─── Listed records ───

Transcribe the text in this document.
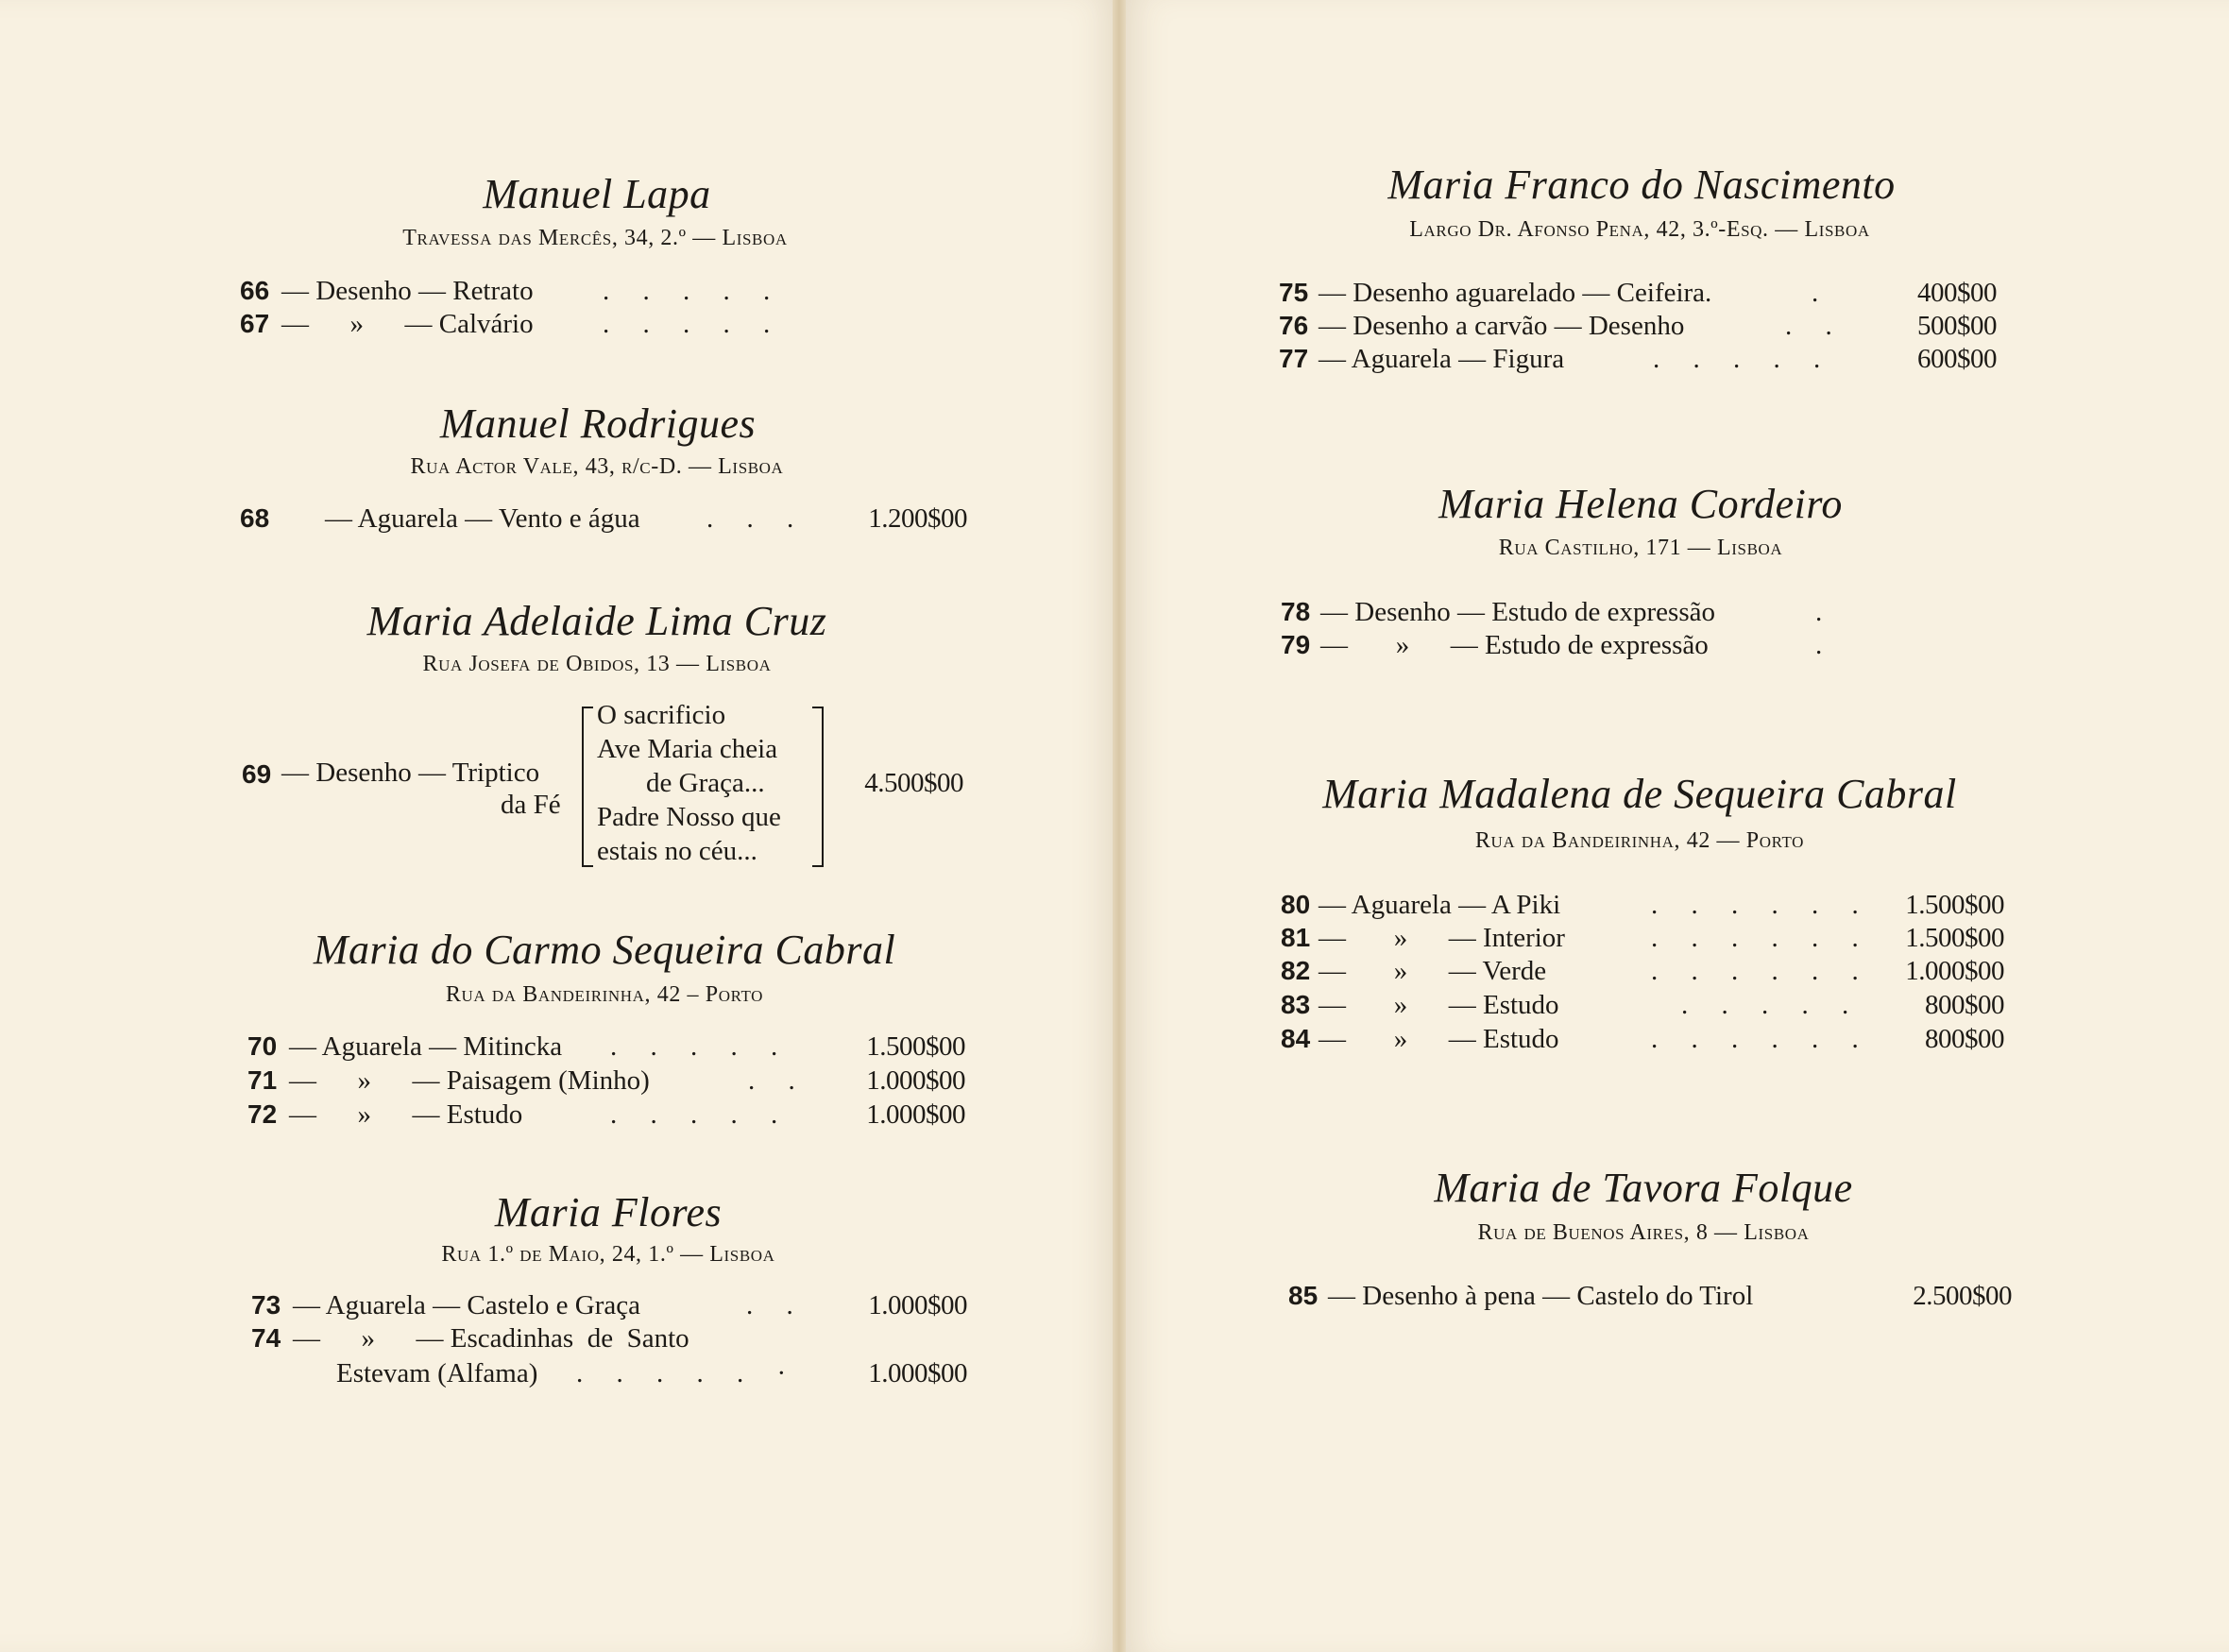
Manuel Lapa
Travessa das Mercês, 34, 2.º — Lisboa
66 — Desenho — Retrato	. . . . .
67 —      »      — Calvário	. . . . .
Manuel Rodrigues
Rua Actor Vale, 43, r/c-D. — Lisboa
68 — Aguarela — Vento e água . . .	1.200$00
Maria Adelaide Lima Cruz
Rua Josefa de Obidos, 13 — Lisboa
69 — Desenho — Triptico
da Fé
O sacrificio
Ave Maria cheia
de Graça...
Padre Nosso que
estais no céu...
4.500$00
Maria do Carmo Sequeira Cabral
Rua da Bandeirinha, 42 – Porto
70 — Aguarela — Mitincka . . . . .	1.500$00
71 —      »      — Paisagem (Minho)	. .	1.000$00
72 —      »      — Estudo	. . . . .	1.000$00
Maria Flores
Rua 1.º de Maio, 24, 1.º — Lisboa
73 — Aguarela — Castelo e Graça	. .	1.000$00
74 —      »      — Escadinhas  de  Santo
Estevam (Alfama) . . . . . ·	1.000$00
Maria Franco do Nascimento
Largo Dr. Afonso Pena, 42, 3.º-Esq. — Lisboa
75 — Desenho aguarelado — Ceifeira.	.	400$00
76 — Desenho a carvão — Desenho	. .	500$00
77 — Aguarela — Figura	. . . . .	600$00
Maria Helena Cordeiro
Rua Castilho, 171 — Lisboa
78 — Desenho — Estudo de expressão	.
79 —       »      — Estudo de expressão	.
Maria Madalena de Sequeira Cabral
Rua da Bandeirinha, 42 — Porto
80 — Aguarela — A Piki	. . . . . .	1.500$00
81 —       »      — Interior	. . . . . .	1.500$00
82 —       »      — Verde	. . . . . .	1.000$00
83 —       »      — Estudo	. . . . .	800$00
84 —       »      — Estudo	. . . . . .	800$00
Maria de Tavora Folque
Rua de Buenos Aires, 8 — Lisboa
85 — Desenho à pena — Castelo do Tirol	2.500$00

───
─── Listed records ───

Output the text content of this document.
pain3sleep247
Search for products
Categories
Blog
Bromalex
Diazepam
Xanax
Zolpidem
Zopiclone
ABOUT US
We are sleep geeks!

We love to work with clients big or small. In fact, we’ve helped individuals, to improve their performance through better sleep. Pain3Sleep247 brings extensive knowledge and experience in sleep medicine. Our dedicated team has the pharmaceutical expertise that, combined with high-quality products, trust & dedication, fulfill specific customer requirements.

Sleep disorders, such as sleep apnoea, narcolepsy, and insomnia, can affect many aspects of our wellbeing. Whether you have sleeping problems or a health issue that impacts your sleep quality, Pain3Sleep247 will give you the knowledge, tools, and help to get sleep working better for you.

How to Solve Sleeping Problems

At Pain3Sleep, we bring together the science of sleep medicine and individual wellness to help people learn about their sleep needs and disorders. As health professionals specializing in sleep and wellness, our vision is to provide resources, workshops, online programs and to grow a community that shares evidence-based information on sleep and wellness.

───
─── Listed records ───

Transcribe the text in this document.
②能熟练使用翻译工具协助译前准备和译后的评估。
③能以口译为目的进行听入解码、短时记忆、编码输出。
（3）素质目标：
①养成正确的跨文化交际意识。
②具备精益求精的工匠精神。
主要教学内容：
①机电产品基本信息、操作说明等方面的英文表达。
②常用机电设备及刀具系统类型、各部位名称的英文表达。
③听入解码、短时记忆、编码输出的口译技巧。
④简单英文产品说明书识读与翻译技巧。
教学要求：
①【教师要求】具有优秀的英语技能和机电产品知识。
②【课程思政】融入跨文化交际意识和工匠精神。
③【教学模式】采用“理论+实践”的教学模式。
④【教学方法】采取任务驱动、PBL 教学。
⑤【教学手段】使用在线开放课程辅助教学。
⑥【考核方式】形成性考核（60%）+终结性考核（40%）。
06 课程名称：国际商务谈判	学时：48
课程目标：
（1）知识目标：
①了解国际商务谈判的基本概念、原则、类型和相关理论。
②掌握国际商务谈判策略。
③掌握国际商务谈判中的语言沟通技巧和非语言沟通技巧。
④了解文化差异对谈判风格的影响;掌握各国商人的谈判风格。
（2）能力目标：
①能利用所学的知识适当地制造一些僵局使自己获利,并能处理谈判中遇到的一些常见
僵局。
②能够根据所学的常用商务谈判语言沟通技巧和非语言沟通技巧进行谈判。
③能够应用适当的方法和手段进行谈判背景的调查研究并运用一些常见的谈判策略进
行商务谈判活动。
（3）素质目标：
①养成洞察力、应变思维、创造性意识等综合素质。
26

───

Determine how many lines of the material include the string "Cabral". Output only that count.

= Exercise response =
2